## [Goal of the exercise]
Look through the data below for the string "title", and copy every line where it turns up.

## [Dataset rows describing interfaces]

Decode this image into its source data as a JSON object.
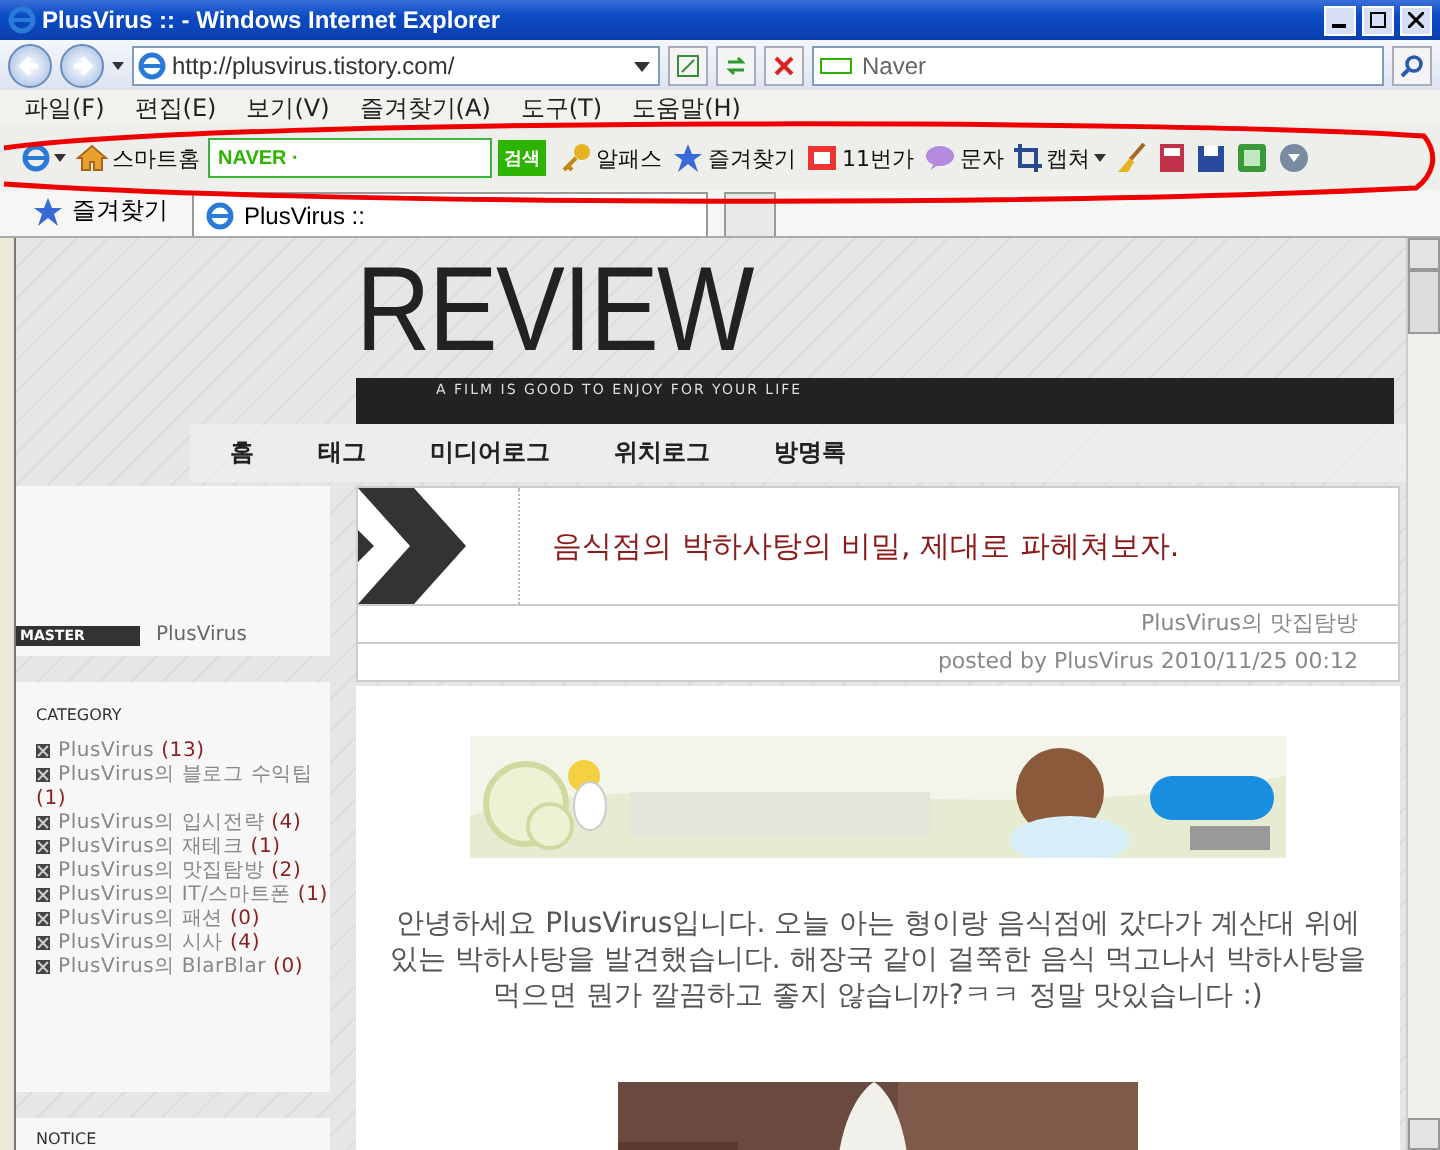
{
  "window": {
    "title": "PlusVirus :: - Windows Internet Explorer"
  },
  "address_bar": {
    "url": "http://plusvirus.tistory.com/",
    "search_placeholder": "Naver"
  },
  "menu": [
    "파일(F)",
    "편집(E)",
    "보기(V)",
    "즐겨찾기(A)",
    "도구(T)",
    "도움말(H)"
  ],
  "toolbar": [
    {
      "kind": "ie-menu"
    },
    {
      "kind": "button",
      "label": "스마트홈"
    },
    {
      "kind": "search",
      "brand": "NAVER ·",
      "button": "검색"
    },
    {
      "kind": "button",
      "label": "알패스"
    },
    {
      "kind": "button",
      "label": "즐겨찾기"
    },
    {
      "kind": "button",
      "label": "11번가"
    },
    {
      "kind": "button",
      "label": "문자"
    },
    {
      "kind": "menu-button",
      "label": "캡쳐"
    },
    {
      "kind": "icon"
    },
    {
      "kind": "icon"
    },
    {
      "kind": "icon"
    },
    {
      "kind": "icon"
    },
    {
      "kind": "icon"
    }
  ],
  "favorites_bar": {
    "label": "즐겨찾기",
    "tabs": [
      {
        "title": "PlusVirus ::",
        "selected": true
      }
    ]
  },
  "blog": {
    "title": "REVIEW",
    "tagline": "A FILM IS GOOD TO ENJOY FOR YOUR LIFE",
    "nav": [
      "홈",
      "태그",
      "미디어로그",
      "위치로그",
      "방명록"
    ],
    "profile": {
      "badge": "MASTER",
      "name": "PlusVirus"
    },
    "category": {
      "heading": "CATEGORY",
      "items": [
        {
          "name": "PlusVirus",
          "count": "(13)"
        },
        {
          "name": "PlusVirus의 블로그 수익팁",
          "count": "(1)"
        },
        {
          "name": "PlusVirus의 입시전략",
          "count": "(4)"
        },
        {
          "name": "PlusVirus의 재테크",
          "count": "(1)"
        },
        {
          "name": "PlusVirus의 맛집탐방",
          "count": "(2)"
        },
        {
          "name": "PlusVirus의 IT/스마트폰",
          "count": "(1)"
        },
        {
          "name": "PlusVirus의 패션",
          "count": "(0)"
        },
        {
          "name": "PlusVirus의 시사",
          "count": "(4)"
        },
        {
          "name": "PlusVirus의 BlarBlar",
          "count": "(0)"
        }
      ]
    },
    "notice": {
      "heading": "NOTICE"
    },
    "post": {
      "title": "음식점의 박하사탕의 비밀, 제대로 파헤쳐보자.",
      "category": "PlusVirus의 맛집탐방",
      "posted": "posted by PlusVirus 2010/11/25 00:12",
      "body": "안녕하세요 PlusVirus입니다. 오늘 아는 형이랑 음식점에 갔다가 계산대 위에 있는 박하사탕을 발견했습니다. 해장국 같이 걸쭉한 음식 먹고나서 박하사탕을 먹으면 뭔가 깔끔하고 좋지 않습니까?ㅋㅋ 정말 맛있습니다 :)"
    }
  }
}
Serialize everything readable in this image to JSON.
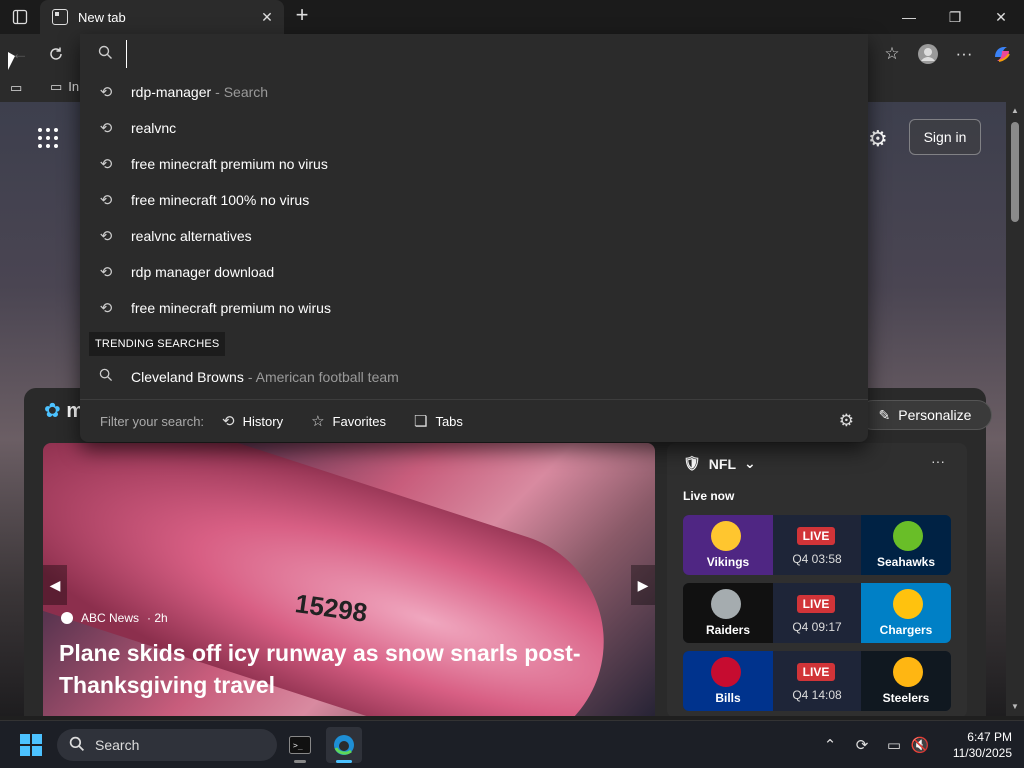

## [Response to the task]
    "title": "PlusVirus :: - Windows Internet Explorer"
        "title": "PlusVirus ::",
    "title": "REVIEW",
      "title": "음식점의 박하사탕의 비밀, 제대로 파헤쳐보자.",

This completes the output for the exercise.